TASK
Skip the pictures. Copy all the rest of the records down exactly.

RECORD SET
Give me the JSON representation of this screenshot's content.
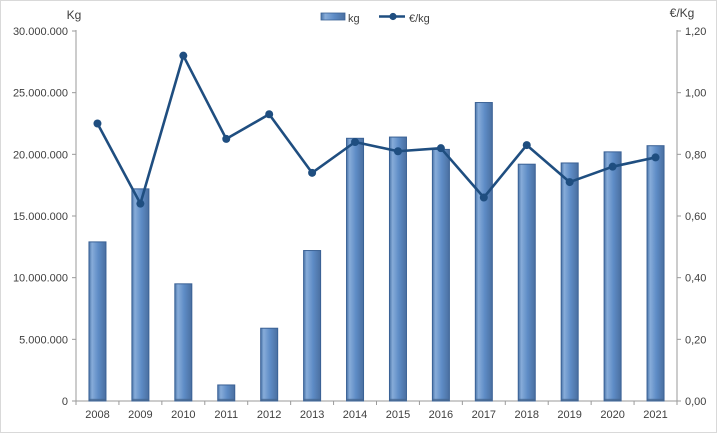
{
  "chart_data": {
    "type": "bar+line",
    "categories": [
      "2008",
      "2009",
      "2010",
      "2011",
      "2012",
      "2013",
      "2014",
      "2015",
      "2016",
      "2017",
      "2018",
      "2019",
      "2020",
      "2021"
    ],
    "series": [
      {
        "name": "kg",
        "type": "bar",
        "axis": "left",
        "values": [
          12900000,
          17200000,
          9500000,
          1300000,
          5900000,
          12200000,
          21300000,
          21400000,
          20400000,
          24200000,
          19200000,
          19300000,
          20200000,
          20700000
        ]
      },
      {
        "name": "€/kg",
        "type": "line",
        "axis": "right",
        "values": [
          0.9,
          0.64,
          1.12,
          0.85,
          0.93,
          0.74,
          0.84,
          0.81,
          0.82,
          0.66,
          0.83,
          0.71,
          0.76,
          0.79
        ]
      }
    ],
    "left_axis": {
      "title": "Kg",
      "min": 0,
      "max": 30000000,
      "tick_labels": [
        "0",
        "5.000.000",
        "10.000.000",
        "15.000.000",
        "20.000.000",
        "25.000.000",
        "30.000.000"
      ]
    },
    "right_axis": {
      "title": "€/Kg",
      "min": 0,
      "max": 1.2,
      "tick_labels": [
        "0,00",
        "0,20",
        "0,40",
        "0,60",
        "0,80",
        "1,00",
        "1,20"
      ]
    },
    "legend": {
      "position": "top",
      "entries": [
        {
          "label": "kg",
          "swatch": "bar-swatch"
        },
        {
          "label": "€/kg",
          "swatch": "line-marker-swatch"
        }
      ]
    },
    "grid": false,
    "colors": {
      "bar_fill": "#5E8CC6",
      "bar_fill_light": "#87ACD9",
      "bar_edge": "#3A6195",
      "bar_base": "#44658F",
      "line": "#1F4E80",
      "axis": "#9A9A9A",
      "text": "#3F3F3F"
    }
  }
}
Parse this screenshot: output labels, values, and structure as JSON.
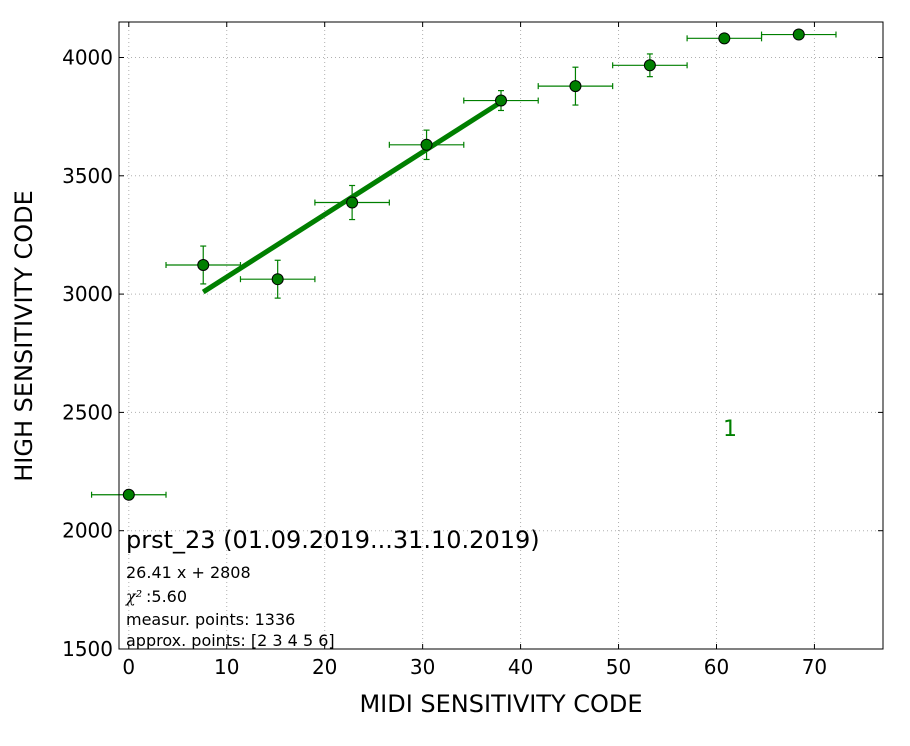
{
  "chart_data": {
    "type": "scatter",
    "xlabel": "MIDI SENSITIVITY CODE",
    "ylabel": "HIGH SENSITIVITY CODE",
    "xlim": [
      -1,
      77
    ],
    "ylim": [
      1500,
      4150
    ],
    "x_ticks": [
      "0",
      "10",
      "20",
      "30",
      "40",
      "50",
      "60",
      "70"
    ],
    "y_ticks": [
      "1500",
      "2000",
      "2500",
      "3000",
      "3500",
      "4000"
    ],
    "grid": true,
    "color": "#007f00",
    "points": [
      {
        "x": 0.0,
        "y": 2152,
        "xerr": 3.8,
        "yerr": 0
      },
      {
        "x": 7.6,
        "y": 3123,
        "xerr": 3.8,
        "yerr": 80
      },
      {
        "x": 15.2,
        "y": 3063,
        "xerr": 3.8,
        "yerr": 80
      },
      {
        "x": 22.8,
        "y": 3387,
        "xerr": 3.8,
        "yerr": 72
      },
      {
        "x": 30.4,
        "y": 3631,
        "xerr": 3.8,
        "yerr": 62
      },
      {
        "x": 38.0,
        "y": 3818,
        "xerr": 3.8,
        "yerr": 42
      },
      {
        "x": 45.6,
        "y": 3879,
        "xerr": 3.8,
        "yerr": 80
      },
      {
        "x": 53.2,
        "y": 3967,
        "xerr": 3.8,
        "yerr": 48
      },
      {
        "x": 60.8,
        "y": 4081,
        "xerr": 3.8,
        "yerr": 0
      },
      {
        "x": 68.4,
        "y": 4097,
        "xerr": 3.8,
        "yerr": 0
      }
    ],
    "fit": {
      "slope": 26.41,
      "intercept": 2808,
      "x_range": [
        7.6,
        38.0
      ]
    },
    "annotations": {
      "title": "prst_23 (01.09.2019...31.10.2019)",
      "equation": "26.41 x + 2808",
      "chi_symbol": "χ²",
      "chi_value": " :5.60",
      "measur_points": "measur. points: 1336",
      "approx_points": "approx. points: [2 3 4 5 6]",
      "marker_label": "1"
    }
  }
}
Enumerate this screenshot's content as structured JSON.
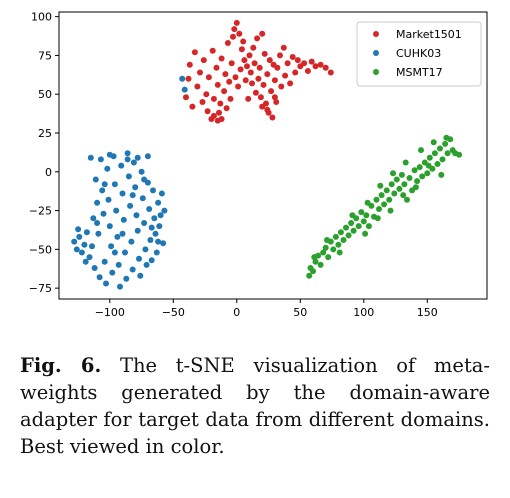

SOLUTION
Give me the JSON representation of this screenshot's content.
{
  "chart_data": {
    "type": "bar+line",
    "categories": [
      "2008",
      "2009",
      "2010",
      "2011",
      "2012",
      "2013",
      "2014",
      "2015",
      "2016",
      "2017",
      "2018",
      "2019",
      "2020",
      "2021"
    ],
    "series": [
      {
        "name": "kg",
        "type": "bar",
        "axis": "left",
        "values": [
          12900000,
          17200000,
          9500000,
          1300000,
          5900000,
          12200000,
          21300000,
          21400000,
          20400000,
          24200000,
          19200000,
          19300000,
          20200000,
          20700000
        ]
      },
      {
        "name": "€/kg",
        "type": "line",
        "axis": "right",
        "values": [
          0.9,
          0.64,
          1.12,
          0.85,
          0.93,
          0.74,
          0.84,
          0.81,
          0.82,
          0.66,
          0.83,
          0.71,
          0.76,
          0.79
        ]
      }
    ],
    "left_axis": {
      "title": "Kg",
      "min": 0,
      "max": 30000000,
      "tick_labels": [
        "0",
        "5.000.000",
        "10.000.000",
        "15.000.000",
        "20.000.000",
        "25.000.000",
        "30.000.000"
      ]
    },
    "right_axis": {
      "title": "€/Kg",
      "min": 0,
      "max": 1.2,
      "tick_labels": [
        "0,00",
        "0,20",
        "0,40",
        "0,60",
        "0,80",
        "1,00",
        "1,20"
      ]
    },
    "legend": {
      "position": "top",
      "entries": [
        {
          "label": "kg",
          "swatch": "bar-swatch"
        },
        {
          "label": "€/kg",
          "swatch": "line-marker-swatch"
        }
      ]
    },
    "grid": false,
    "colors": {
      "bar_fill": "#5E8CC6",
      "bar_fill_light": "#87ACD9",
      "bar_edge": "#3A6195",
      "bar_base": "#44658F",
      "line": "#1F4E80",
      "axis": "#9A9A9A",
      "text": "#3F3F3F"
    }
  }
}
Parse this screenshot: output labels, values, and structure as JSON.
{
  "chart_data": {
    "type": "scatter",
    "xlabel": "MIDI SENSITIVITY CODE",
    "ylabel": "HIGH SENSITIVITY CODE",
    "xlim": [
      -1,
      77
    ],
    "ylim": [
      1500,
      4150
    ],
    "x_ticks": [
      "0",
      "10",
      "20",
      "30",
      "40",
      "50",
      "60",
      "70"
    ],
    "y_ticks": [
      "1500",
      "2000",
      "2500",
      "3000",
      "3500",
      "4000"
    ],
    "grid": true,
    "color": "#007f00",
    "points": [
      {
        "x": 0.0,
        "y": 2152,
        "xerr": 3.8,
        "yerr": 0
      },
      {
        "x": 7.6,
        "y": 3123,
        "xerr": 3.8,
        "yerr": 80
      },
      {
        "x": 15.2,
        "y": 3063,
        "xerr": 3.8,
        "yerr": 80
      },
      {
        "x": 22.8,
        "y": 3387,
        "xerr": 3.8,
        "yerr": 72
      },
      {
        "x": 30.4,
        "y": 3631,
        "xerr": 3.8,
        "yerr": 62
      },
      {
        "x": 38.0,
        "y": 3818,
        "xerr": 3.8,
        "yerr": 42
      },
      {
        "x": 45.6,
        "y": 3879,
        "xerr": 3.8,
        "yerr": 80
      },
      {
        "x": 53.2,
        "y": 3967,
        "xerr": 3.8,
        "yerr": 48
      },
      {
        "x": 60.8,
        "y": 4081,
        "xerr": 3.8,
        "yerr": 0
      },
      {
        "x": 68.4,
        "y": 4097,
        "xerr": 3.8,
        "yerr": 0
      }
    ],
    "fit": {
      "slope": 26.41,
      "intercept": 2808,
      "x_range": [
        7.6,
        38.0
      ]
    },
    "annotations": {
      "title": "prst_23 (01.09.2019...31.10.2019)",
      "equation": "26.41 x + 2808",
      "chi_symbol": "χ²",
      "chi_value": " :5.60",
      "measur_points": "measur. points: 1336",
      "approx_points": "approx. points: [2 3 4 5 6]",
      "marker_label": "1"
    }
  }
}
Enumerate this screenshot's content as structured JSON.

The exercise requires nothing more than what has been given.